::: Material shown :::

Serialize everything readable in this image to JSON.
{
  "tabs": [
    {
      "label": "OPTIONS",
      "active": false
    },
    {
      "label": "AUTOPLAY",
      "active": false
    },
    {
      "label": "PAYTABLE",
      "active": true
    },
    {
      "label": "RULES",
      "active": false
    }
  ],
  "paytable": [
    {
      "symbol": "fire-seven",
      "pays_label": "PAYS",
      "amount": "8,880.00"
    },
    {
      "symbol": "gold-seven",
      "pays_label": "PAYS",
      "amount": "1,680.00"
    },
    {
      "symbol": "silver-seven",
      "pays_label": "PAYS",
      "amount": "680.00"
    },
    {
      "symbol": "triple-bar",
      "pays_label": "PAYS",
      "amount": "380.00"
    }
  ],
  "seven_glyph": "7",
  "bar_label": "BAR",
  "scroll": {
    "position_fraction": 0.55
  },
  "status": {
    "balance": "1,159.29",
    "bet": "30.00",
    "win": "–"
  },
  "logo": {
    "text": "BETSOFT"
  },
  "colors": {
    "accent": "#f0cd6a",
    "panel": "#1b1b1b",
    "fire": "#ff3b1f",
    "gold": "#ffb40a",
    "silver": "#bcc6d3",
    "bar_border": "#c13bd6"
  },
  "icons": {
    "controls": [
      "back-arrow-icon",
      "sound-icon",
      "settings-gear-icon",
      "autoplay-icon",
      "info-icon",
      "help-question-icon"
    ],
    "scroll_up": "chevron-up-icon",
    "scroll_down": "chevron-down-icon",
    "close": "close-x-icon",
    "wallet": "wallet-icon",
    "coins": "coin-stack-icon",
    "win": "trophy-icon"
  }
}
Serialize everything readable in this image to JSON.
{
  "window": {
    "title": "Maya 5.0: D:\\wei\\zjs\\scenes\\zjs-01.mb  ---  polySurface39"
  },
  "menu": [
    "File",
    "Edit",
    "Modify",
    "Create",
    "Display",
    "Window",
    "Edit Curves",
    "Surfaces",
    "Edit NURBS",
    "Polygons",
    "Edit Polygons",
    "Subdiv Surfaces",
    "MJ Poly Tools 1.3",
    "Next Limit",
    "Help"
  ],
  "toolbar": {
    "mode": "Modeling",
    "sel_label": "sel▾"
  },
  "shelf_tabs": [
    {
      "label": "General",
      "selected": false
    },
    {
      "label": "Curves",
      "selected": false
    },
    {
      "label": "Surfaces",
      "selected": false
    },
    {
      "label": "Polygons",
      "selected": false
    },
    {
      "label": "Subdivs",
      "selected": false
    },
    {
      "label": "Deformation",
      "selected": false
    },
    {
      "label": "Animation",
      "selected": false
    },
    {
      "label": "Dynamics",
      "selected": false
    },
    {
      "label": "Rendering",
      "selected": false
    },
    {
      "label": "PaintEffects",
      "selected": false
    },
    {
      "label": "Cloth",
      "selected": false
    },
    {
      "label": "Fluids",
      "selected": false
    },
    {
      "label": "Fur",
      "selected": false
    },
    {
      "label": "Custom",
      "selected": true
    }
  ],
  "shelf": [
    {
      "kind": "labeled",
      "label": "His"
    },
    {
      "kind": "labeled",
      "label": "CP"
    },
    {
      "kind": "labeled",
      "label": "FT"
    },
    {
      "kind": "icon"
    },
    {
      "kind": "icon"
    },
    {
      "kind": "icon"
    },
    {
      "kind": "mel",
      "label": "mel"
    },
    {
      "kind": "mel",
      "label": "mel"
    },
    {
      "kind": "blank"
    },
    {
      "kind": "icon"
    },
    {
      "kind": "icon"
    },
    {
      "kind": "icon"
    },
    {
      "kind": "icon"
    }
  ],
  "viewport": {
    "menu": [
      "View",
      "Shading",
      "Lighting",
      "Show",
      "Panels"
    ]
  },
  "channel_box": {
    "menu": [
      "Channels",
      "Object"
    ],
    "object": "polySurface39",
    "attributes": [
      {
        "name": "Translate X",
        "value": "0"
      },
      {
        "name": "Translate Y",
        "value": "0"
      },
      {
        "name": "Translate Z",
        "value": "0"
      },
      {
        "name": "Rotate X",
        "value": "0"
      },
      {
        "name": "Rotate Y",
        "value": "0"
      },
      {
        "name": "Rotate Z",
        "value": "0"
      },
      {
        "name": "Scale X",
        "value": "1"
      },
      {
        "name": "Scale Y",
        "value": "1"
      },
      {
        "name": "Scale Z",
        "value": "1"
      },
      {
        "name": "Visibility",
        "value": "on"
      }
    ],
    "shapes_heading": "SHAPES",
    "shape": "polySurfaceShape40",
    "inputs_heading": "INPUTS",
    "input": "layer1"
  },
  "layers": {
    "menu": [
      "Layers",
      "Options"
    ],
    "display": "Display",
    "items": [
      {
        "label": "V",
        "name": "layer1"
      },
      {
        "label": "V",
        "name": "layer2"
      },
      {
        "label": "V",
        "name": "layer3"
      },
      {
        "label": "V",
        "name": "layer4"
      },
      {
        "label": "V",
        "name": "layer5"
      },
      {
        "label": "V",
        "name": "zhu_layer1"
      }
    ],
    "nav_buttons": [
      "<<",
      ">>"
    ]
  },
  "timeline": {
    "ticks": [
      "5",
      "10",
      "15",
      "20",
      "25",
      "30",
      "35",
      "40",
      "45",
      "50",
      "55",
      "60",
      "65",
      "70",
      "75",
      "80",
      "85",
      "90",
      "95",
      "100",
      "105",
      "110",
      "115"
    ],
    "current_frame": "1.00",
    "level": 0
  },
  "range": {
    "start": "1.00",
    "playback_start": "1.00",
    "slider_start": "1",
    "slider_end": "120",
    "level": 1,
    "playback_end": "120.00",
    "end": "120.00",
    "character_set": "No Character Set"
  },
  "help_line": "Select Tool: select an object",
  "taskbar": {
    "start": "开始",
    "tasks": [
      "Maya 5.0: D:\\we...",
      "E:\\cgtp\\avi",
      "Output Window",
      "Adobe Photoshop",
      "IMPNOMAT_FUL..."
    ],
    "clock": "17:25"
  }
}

:::

_Stated problem_
Using the material above, print every entry exactly as written.

_Solution below_
Serialize everything readable in this image to JSON.
{
  "tabs": [
    {
      "label": "OPTIONS",
      "active": false
    },
    {
      "label": "AUTOPLAY",
      "active": false
    },
    {
      "label": "PAYTABLE",
      "active": true
    },
    {
      "label": "RULES",
      "active": false
    }
  ],
  "paytable": [
    {
      "symbol": "fire-seven",
      "pays_label": "PAYS",
      "amount": "8,880.00"
    },
    {
      "symbol": "gold-seven",
      "pays_label": "PAYS",
      "amount": "1,680.00"
    },
    {
      "symbol": "silver-seven",
      "pays_label": "PAYS",
      "amount": "680.00"
    },
    {
      "symbol": "triple-bar",
      "pays_label": "PAYS",
      "amount": "380.00"
    }
  ],
  "seven_glyph": "7",
  "bar_label": "BAR",
  "scroll": {
    "position_fraction": 0.55
  },
  "status": {
    "balance": "1,159.29",
    "bet": "30.00",
    "win": "–"
  },
  "logo": {
    "text": "BETSOFT"
  },
  "colors": {
    "accent": "#f0cd6a",
    "panel": "#1b1b1b",
    "fire": "#ff3b1f",
    "gold": "#ffb40a",
    "silver": "#bcc6d3",
    "bar_border": "#c13bd6"
  },
  "icons": {
    "controls": [
      "back-arrow-icon",
      "sound-icon",
      "settings-gear-icon",
      "autoplay-icon",
      "info-icon",
      "help-question-icon"
    ],
    "scroll_up": "chevron-up-icon",
    "scroll_down": "chevron-down-icon",
    "close": "close-x-icon",
    "wallet": "wallet-icon",
    "coins": "coin-stack-icon",
    "win": "trophy-icon"
  }
}
Serialize everything readable in this image to JSON.
{
  "window": {
    "title": "Maya 5.0: D:\\wei\\zjs\\scenes\\zjs-01.mb  ---  polySurface39"
  },
  "menu": [
    "File",
    "Edit",
    "Modify",
    "Create",
    "Display",
    "Window",
    "Edit Curves",
    "Surfaces",
    "Edit NURBS",
    "Polygons",
    "Edit Polygons",
    "Subdiv Surfaces",
    "MJ Poly Tools 1.3",
    "Next Limit",
    "Help"
  ],
  "toolbar": {
    "mode": "Modeling",
    "sel_label": "sel▾"
  },
  "shelf_tabs": [
    {
      "label": "General",
      "selected": false
    },
    {
      "label": "Curves",
      "selected": false
    },
    {
      "label": "Surfaces",
      "selected": false
    },
    {
      "label": "Polygons",
      "selected": false
    },
    {
      "label": "Subdivs",
      "selected": false
    },
    {
      "label": "Deformation",
      "selected": false
    },
    {
      "label": "Animation",
      "selected": false
    },
    {
      "label": "Dynamics",
      "selected": false
    },
    {
      "label": "Rendering",
      "selected": false
    },
    {
      "label": "PaintEffects",
      "selected": false
    },
    {
      "label": "Cloth",
      "selected": false
    },
    {
      "label": "Fluids",
      "selected": false
    },
    {
      "label": "Fur",
      "selected": false
    },
    {
      "label": "Custom",
      "selected": true
    }
  ],
  "shelf": [
    {
      "kind": "labeled",
      "label": "His"
    },
    {
      "kind": "labeled",
      "label": "CP"
    },
    {
      "kind": "labeled",
      "label": "FT"
    },
    {
      "kind": "icon"
    },
    {
      "kind": "icon"
    },
    {
      "kind": "icon"
    },
    {
      "kind": "mel",
      "label": "mel"
    },
    {
      "kind": "mel",
      "label": "mel"
    },
    {
      "kind": "blank"
    },
    {
      "kind": "icon"
    },
    {
      "kind": "icon"
    },
    {
      "kind": "icon"
    },
    {
      "kind": "icon"
    }
  ],
  "viewport": {
    "menu": [
      "View",
      "Shading",
      "Lighting",
      "Show",
      "Panels"
    ]
  },
  "channel_box": {
    "menu": [
      "Channels",
      "Object"
    ],
    "object": "polySurface39",
    "attributes": [
      {
        "name": "Translate X",
        "value": "0"
      },
      {
        "name": "Translate Y",
        "value": "0"
      },
      {
        "name": "Translate Z",
        "value": "0"
      },
      {
        "name": "Rotate X",
        "value": "0"
      },
      {
        "name": "Rotate Y",
        "value": "0"
      },
      {
        "name": "Rotate Z",
        "value": "0"
      },
      {
        "name": "Scale X",
        "value": "1"
      },
      {
        "name": "Scale Y",
        "value": "1"
      },
      {
        "name": "Scale Z",
        "value": "1"
      },
      {
        "name": "Visibility",
        "value": "on"
      }
    ],
    "shapes_heading": "SHAPES",
    "shape": "polySurfaceShape40",
    "inputs_heading": "INPUTS",
    "input": "layer1"
  },
  "layers": {
    "menu": [
      "Layers",
      "Options"
    ],
    "display": "Display",
    "items": [
      {
        "label": "V",
        "name": "layer1"
      },
      {
        "label": "V",
        "name": "layer2"
      },
      {
        "label": "V",
        "name": "layer3"
      },
      {
        "label": "V",
        "name": "layer4"
      },
      {
        "label": "V",
        "name": "layer5"
      },
      {
        "label": "V",
        "name": "zhu_layer1"
      }
    ],
    "nav_buttons": [
      "<<",
      ">>"
    ]
  },
  "timeline": {
    "ticks": [
      "5",
      "10",
      "15",
      "20",
      "25",
      "30",
      "35",
      "40",
      "45",
      "50",
      "55",
      "60",
      "65",
      "70",
      "75",
      "80",
      "85",
      "90",
      "95",
      "100",
      "105",
      "110",
      "115"
    ],
    "current_frame": "1.00",
    "level": 0
  },
  "range": {
    "start": "1.00",
    "playback_start": "1.00",
    "slider_start": "1",
    "slider_end": "120",
    "level": 1,
    "playback_end": "120.00",
    "end": "120.00",
    "character_set": "No Character Set"
  },
  "help_line": "Select Tool: select an object",
  "taskbar": {
    "start": "开始",
    "tasks": [
      "Maya 5.0: D:\\we...",
      "E:\\cgtp\\avi",
      "Output Window",
      "Adobe Photoshop",
      "IMPNOMAT_FUL..."
    ],
    "clock": "17:25"
  }
}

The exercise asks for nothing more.